→ Dataset items
━━━━━━━━━━━━━━━━

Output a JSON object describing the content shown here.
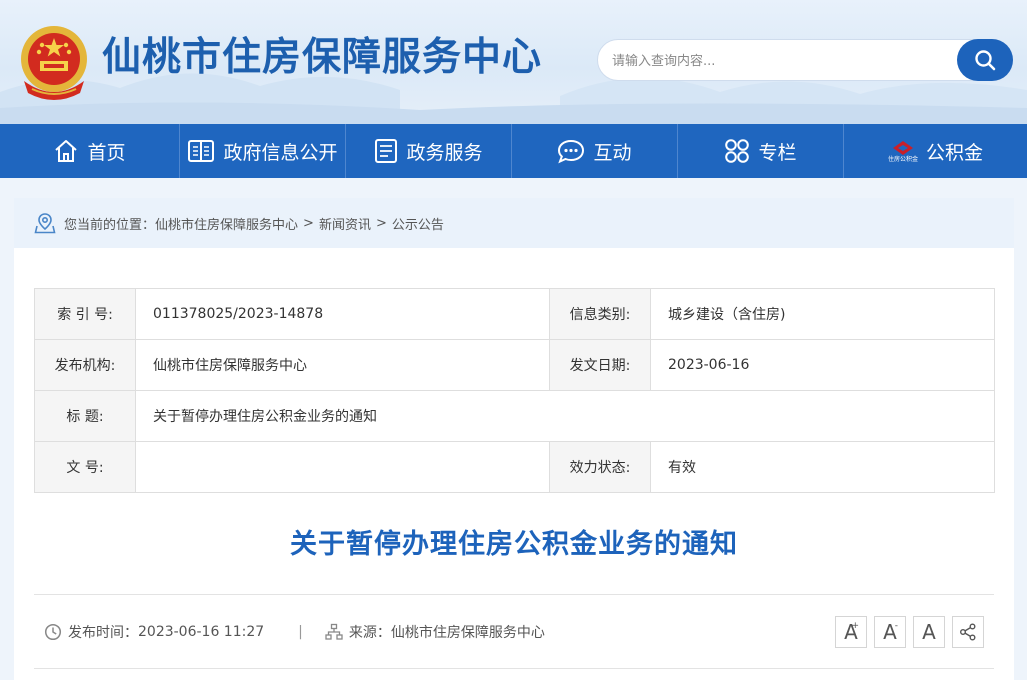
{
  "header": {
    "site_title": "仙桃市住房保障服务中心",
    "search_placeholder": "请输入查询内容...",
    "emblem_icon": "national-emblem-icon",
    "search_icon": "search-icon"
  },
  "nav": {
    "items": [
      {
        "label": "首页",
        "icon": "home-icon"
      },
      {
        "label": "政府信息公开",
        "icon": "book-icon"
      },
      {
        "label": "政务服务",
        "icon": "document-icon"
      },
      {
        "label": "互动",
        "icon": "chat-icon"
      },
      {
        "label": "专栏",
        "icon": "grid-icon"
      },
      {
        "label": "公积金",
        "icon": "housing-fund-logo-icon",
        "logo_text": "住房公积金"
      }
    ]
  },
  "breadcrumb": {
    "prefix": "您当前的位置：",
    "items": [
      "仙桃市住房保障服务中心",
      "新闻资讯",
      "公示公告"
    ],
    "separator": ">"
  },
  "info": {
    "index_label": "索 引 号:",
    "index_value": "011378025/2023-14878",
    "category_label": "信息类别:",
    "category_value": "城乡建设（含住房)",
    "org_label": "发布机构:",
    "org_value": "仙桃市住房保障服务中心",
    "date_label": "发文日期:",
    "date_value": "2023-06-16",
    "title_label": "标 题:",
    "title_value": "关于暂停办理住房公积金业务的通知",
    "docno_label": "文 号:",
    "docno_value": "",
    "status_label": "效力状态:",
    "status_value": "有效"
  },
  "article": {
    "title": "关于暂停办理住房公积金业务的通知",
    "publish_label": "发布时间：",
    "publish_time": "2023-06-16 11:27",
    "divider": "|",
    "source_label": "来源：",
    "source_value": "仙桃市住房保障服务中心"
  },
  "tools": {
    "font_increase": "A",
    "font_increase_mark": "+",
    "font_decrease": "A",
    "font_decrease_mark": "-",
    "font_reset": "A",
    "share_icon": "share-icon"
  },
  "colors": {
    "brand_blue": "#1d63bb",
    "nav_blue": "#1f66bf",
    "title_blue": "#1d5fae"
  }
}
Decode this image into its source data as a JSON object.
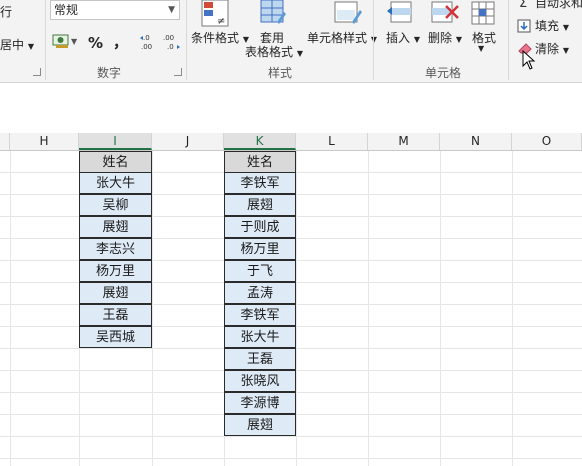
{
  "ribbon": {
    "align_top_partial": "行",
    "merge_partial": "居中",
    "number_format_value": "常规",
    "percent_symbol": "%",
    "comma_symbol": "，",
    "dec_increase": "←.0\n.00",
    "dec_decrease": ".00\n→.0",
    "group_number": "数字",
    "conditional_format": "条件格式",
    "format_as_table_l1": "套用",
    "format_as_table_l2": "表格格式",
    "cell_styles": "单元格样式",
    "group_styles": "样式",
    "insert": "插入",
    "delete": "删除",
    "format": "格式",
    "group_cells": "单元格",
    "autosum_partial": "自动求和",
    "fill": "填充",
    "clear": "清除"
  },
  "columns": [
    "H",
    "I",
    "J",
    "K",
    "L",
    "M",
    "N",
    "O"
  ],
  "list_i": {
    "header": "姓名",
    "items": [
      "张大牛",
      "吴柳",
      "展翅",
      "李志兴",
      "杨万里",
      "展翅",
      "王磊",
      "吴西城"
    ]
  },
  "list_k": {
    "header": "姓名",
    "items": [
      "李铁军",
      "展翅",
      "于则成",
      "杨万里",
      "于飞",
      "孟涛",
      "李铁军",
      "张大牛",
      "王磊",
      "张晓风",
      "李源博",
      "展翅"
    ]
  }
}
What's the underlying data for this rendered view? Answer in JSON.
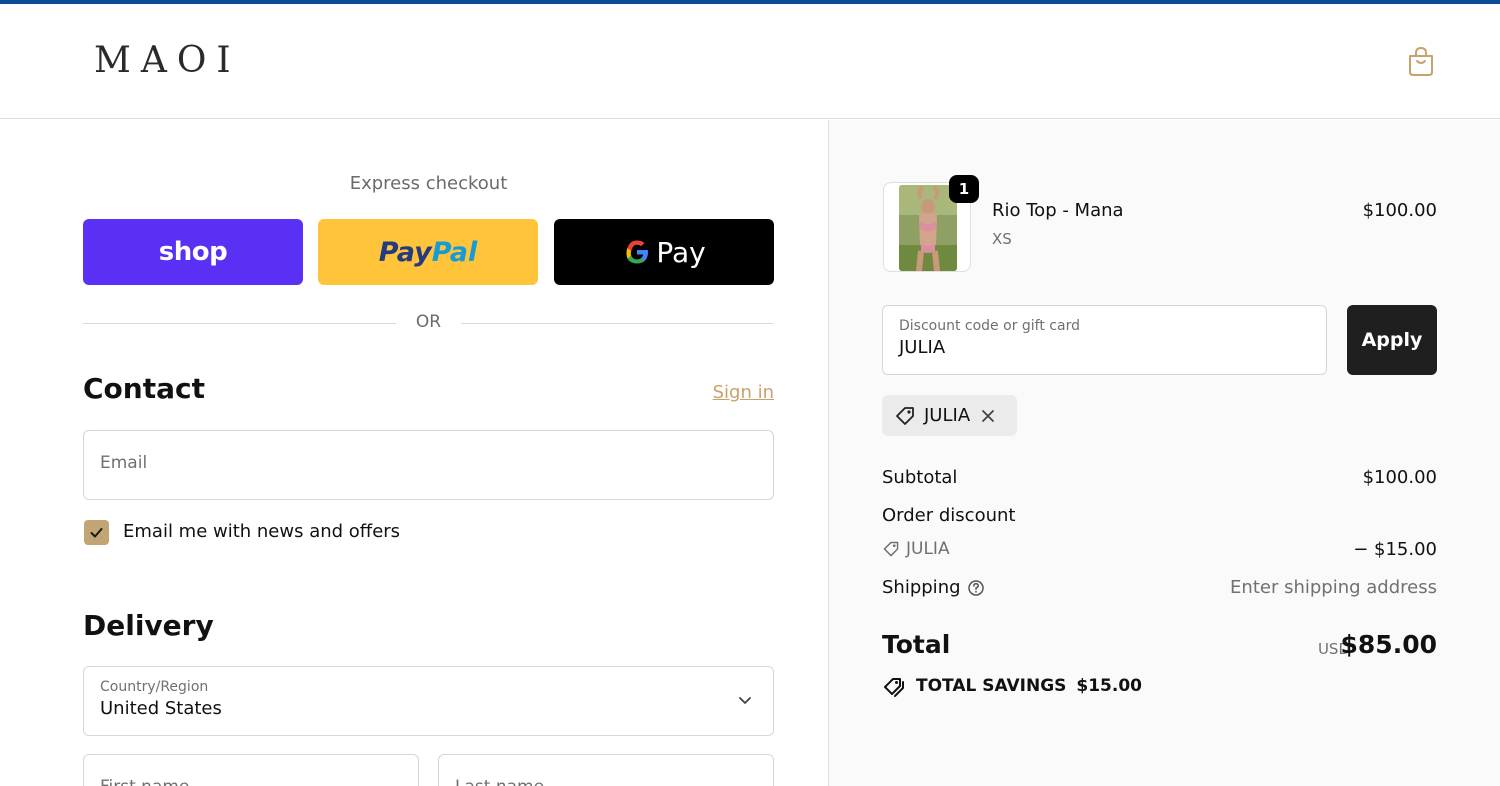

━━━━━━━━━━━━━━━━

→ STATED PROBLEM
Reproduce the full listing faithfully, but do not carry over any pictures.

→ PROBLEM SOLUTION
Output a JSON object describing the content shown here.
{
  "header": {
    "site_title": "仙桃市住房保障服务中心",
    "search_placeholder": "请输入查询内容...",
    "emblem_icon": "national-emblem-icon",
    "search_icon": "search-icon"
  },
  "nav": {
    "items": [
      {
        "label": "首页",
        "icon": "home-icon"
      },
      {
        "label": "政府信息公开",
        "icon": "book-icon"
      },
      {
        "label": "政务服务",
        "icon": "document-icon"
      },
      {
        "label": "互动",
        "icon": "chat-icon"
      },
      {
        "label": "专栏",
        "icon": "grid-icon"
      },
      {
        "label": "公积金",
        "icon": "housing-fund-logo-icon",
        "logo_text": "住房公积金"
      }
    ]
  },
  "breadcrumb": {
    "prefix": "您当前的位置：",
    "items": [
      "仙桃市住房保障服务中心",
      "新闻资讯",
      "公示公告"
    ],
    "separator": ">"
  },
  "info": {
    "index_label": "索 引 号:",
    "index_value": "011378025/2023-14878",
    "category_label": "信息类别:",
    "category_value": "城乡建设（含住房)",
    "org_label": "发布机构:",
    "org_value": "仙桃市住房保障服务中心",
    "date_label": "发文日期:",
    "date_value": "2023-06-16",
    "title_label": "标 题:",
    "title_value": "关于暂停办理住房公积金业务的通知",
    "docno_label": "文 号:",
    "docno_value": "",
    "status_label": "效力状态:",
    "status_value": "有效"
  },
  "article": {
    "title": "关于暂停办理住房公积金业务的通知",
    "publish_label": "发布时间：",
    "publish_time": "2023-06-16 11:27",
    "divider": "|",
    "source_label": "来源：",
    "source_value": "仙桃市住房保障服务中心"
  },
  "tools": {
    "font_increase": "A",
    "font_increase_mark": "+",
    "font_decrease": "A",
    "font_decrease_mark": "-",
    "font_reset": "A",
    "share_icon": "share-icon"
  },
  "colors": {
    "brand_blue": "#1d63bb",
    "nav_blue": "#1f66bf",
    "title_blue": "#1d5fae"
  }
}
Decode this image into its source data as a JSON object.
{
  "ribbon": {
    "align_top_partial": "行",
    "merge_partial": "居中",
    "number_format_value": "常规",
    "percent_symbol": "%",
    "comma_symbol": "，",
    "dec_increase": "←.0\n.00",
    "dec_decrease": ".00\n→.0",
    "group_number": "数字",
    "conditional_format": "条件格式",
    "format_as_table_l1": "套用",
    "format_as_table_l2": "表格格式",
    "cell_styles": "单元格样式",
    "group_styles": "样式",
    "insert": "插入",
    "delete": "删除",
    "format": "格式",
    "group_cells": "单元格",
    "autosum_partial": "自动求和",
    "fill": "填充",
    "clear": "清除"
  },
  "columns": [
    "H",
    "I",
    "J",
    "K",
    "L",
    "M",
    "N",
    "O"
  ],
  "list_i": {
    "header": "姓名",
    "items": [
      "张大牛",
      "吴柳",
      "展翅",
      "李志兴",
      "杨万里",
      "展翅",
      "王磊",
      "吴西城"
    ]
  },
  "list_k": {
    "header": "姓名",
    "items": [
      "李铁军",
      "展翅",
      "于则成",
      "杨万里",
      "于飞",
      "孟涛",
      "李铁军",
      "张大牛",
      "王磊",
      "张晓风",
      "李源博",
      "展翅"
    ]
  }
}
What's the underlying data for this rendered view? Answer in JSON.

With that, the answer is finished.